Instructions -
1. In the text on creating Hermes channels, what is the default channel ordering?
2. Reproduce the passage of the text on creating Hermes channels that opens with the words "Non-zero Delay Connection" and closes with "connection delay specification.".
3. Go on with the text on creating Hermes channels, starting after its last sentence.

Text block -
──────
Non-zero Delay Connection
A connection can be created with a delay period parameter. This parameter specifies a period of time that must elpase after a successful client state update and before a packet with proofs using its commitment root can pe processed on chain. For more information see how packet delay works and the connection delay specification.
Channel
Table of Contents
Establish Channel
Use the create channel command to establish a new channel.
DESCRIPTION:
Create a new channel between two chains.
Can create a new channel using a pre-existing connection or alternatively, create a new client and a
new connection underlying the new channel if a pre-existing connection is not provided.
USAGE:
hermes create channel [OPTIONS] --a-chain <A_CHAIN_ID> --a-connection <A_CONNECTION_ID> --a-port <A_PORT_ID> --b-port <B_PORT_ID>
hermes create channel [OPTIONS] --a-chain <A_CHAIN_ID> --b-chain <B_CHAIN_ID> --a-port <A_PORT_ID> --b-port <B_PORT_ID> --new-client-connection
OPTIONS:
--channel-version <VERSION>
The version for the new channel
[aliases: chan-version]
-h, --help
Print help information
--new-client-connection
Indicates that a new client and connection will be created underlying the new channel
[aliases: new-client-conn]
--order <ORDER>
The channel ordering, valid options 'unordered' (default) and 'ordered'
[default: ORDER_UNORDERED]
--yes
Skip new_client_connection confirmation
FLAGS:
--a-chain <A_CHAIN_ID>
Identifier of the side `a` chain for the new channel
--a-connection <A_CONNECTION_ID>
Identifier of the connection on chain `a` to use in creating the new channel
[aliases: a-conn]
--a-port <A_PORT_ID>
Identifier of the side `a` port for the new channel
--b-chain <B_CHAIN_ID>
Identifier of the side `b` chain for the new channel
--b-port <B_PORT_ID>
Identifier of the side `b` port for the new channel
Examples
New channel over an existing connection
This is the preferred way to create a new channel, by leveraging an existing connection.
──────
Dataset content -
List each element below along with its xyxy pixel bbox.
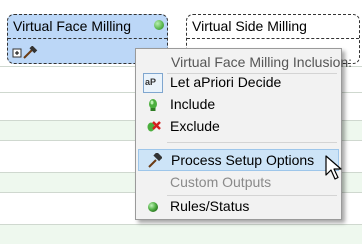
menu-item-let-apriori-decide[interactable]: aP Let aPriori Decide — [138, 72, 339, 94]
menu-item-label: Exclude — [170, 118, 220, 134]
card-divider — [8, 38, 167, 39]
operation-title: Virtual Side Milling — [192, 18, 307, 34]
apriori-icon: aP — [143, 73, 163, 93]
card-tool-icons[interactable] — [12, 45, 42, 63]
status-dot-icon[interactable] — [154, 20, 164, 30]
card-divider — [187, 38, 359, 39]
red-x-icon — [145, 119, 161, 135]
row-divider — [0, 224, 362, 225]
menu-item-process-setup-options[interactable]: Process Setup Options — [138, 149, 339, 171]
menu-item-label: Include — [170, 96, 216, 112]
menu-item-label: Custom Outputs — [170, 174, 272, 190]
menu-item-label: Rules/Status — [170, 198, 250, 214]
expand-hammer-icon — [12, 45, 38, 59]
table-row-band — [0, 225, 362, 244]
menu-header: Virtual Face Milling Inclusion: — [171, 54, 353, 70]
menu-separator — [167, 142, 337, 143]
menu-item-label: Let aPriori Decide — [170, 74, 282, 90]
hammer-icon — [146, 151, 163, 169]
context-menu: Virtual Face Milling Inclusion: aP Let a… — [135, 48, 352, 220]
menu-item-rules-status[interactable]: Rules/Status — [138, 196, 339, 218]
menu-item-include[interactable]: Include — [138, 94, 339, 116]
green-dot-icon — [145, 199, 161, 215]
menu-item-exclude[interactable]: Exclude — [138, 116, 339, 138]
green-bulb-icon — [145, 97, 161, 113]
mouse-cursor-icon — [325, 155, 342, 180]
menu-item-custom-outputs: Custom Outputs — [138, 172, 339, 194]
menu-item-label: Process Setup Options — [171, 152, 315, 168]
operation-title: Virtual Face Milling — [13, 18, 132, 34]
──────
Outputs -
1. The default ordering is unordered (ORDER_UNORDERED).

2.
Non-zero Delay Connection
A connection can be created with a delay period parameter. This parameter specifies a period of time that must elpase after a successful client state update and before a packet with proofs using its commitment root can pe processed on chain. For more information see how packet delay works and the connection delay specification.

3.
Create a new unordered channel between ibc-0 and ibc-1 over an existing connection,
specifically the one we just created in the example above, with port name
transfer on both sides:
hermes create channel --order unordered --a-chain ibc-0 --a-connection connection-0 --a-port transfer --b-port transfer
Notice that one can omit the destination chain parameter, as Hermes will automatically
figure it out by looking up the given connection on ibc-0.
🥳 ibc-0 => OpenInitChannel(
OpenInit(
Attributes {
height: Height { revision: 0, height: 129 },
port_id: PortId("transfer"),
channel_id: Some(ChannelId("channel-1")),
connection_id: ConnectionId("connection-0"),
counterparty_port_id: PortId("transfer"),
counterparty_channel_id: None
}
)
)
🥳 ibc-1 => OpenTryChannel(
OpenTry(
Attributes {
height: Height { revision: 1, height: 126 },
port_id: PortId("transfer"),
channel_id: Some(ChannelId("channel-1")),
connection_id: ConnectionId("connection-0"),
counterparty_port_id: PortId("transfer"),
counterparty_channel_id: Some(ChannelId("channel-1"))
}
)
)
🥳 ibc-0 => OpenAckChannel(
OpenAck(
Attributes {
height: Height { revision: 0, height: 137 },
port_id: PortId("transfer"),
channel_id: Some(ChannelId("channel-1")),
connection_id: ConnectionId("connection-0"),
counterparty_port_id: PortId("transfer"),
counterparty_channel_id: Some(ChannelId("channel-1"))
}
)
)
🥳 ibc-1 => OpenConfirmChannel(
OpenConfirm(
Attributes {
height: Height { revision: 1, height: 129 },
port_id: PortId("transfer"),
channel_id: Some(ChannelId("channel-1")),
connection_id: ConnectionId("connection-0"),
counterparty_port_id: PortId("transfer"),
counterparty_channel_id: Some(ChannelId("channel-1"))
}
)
)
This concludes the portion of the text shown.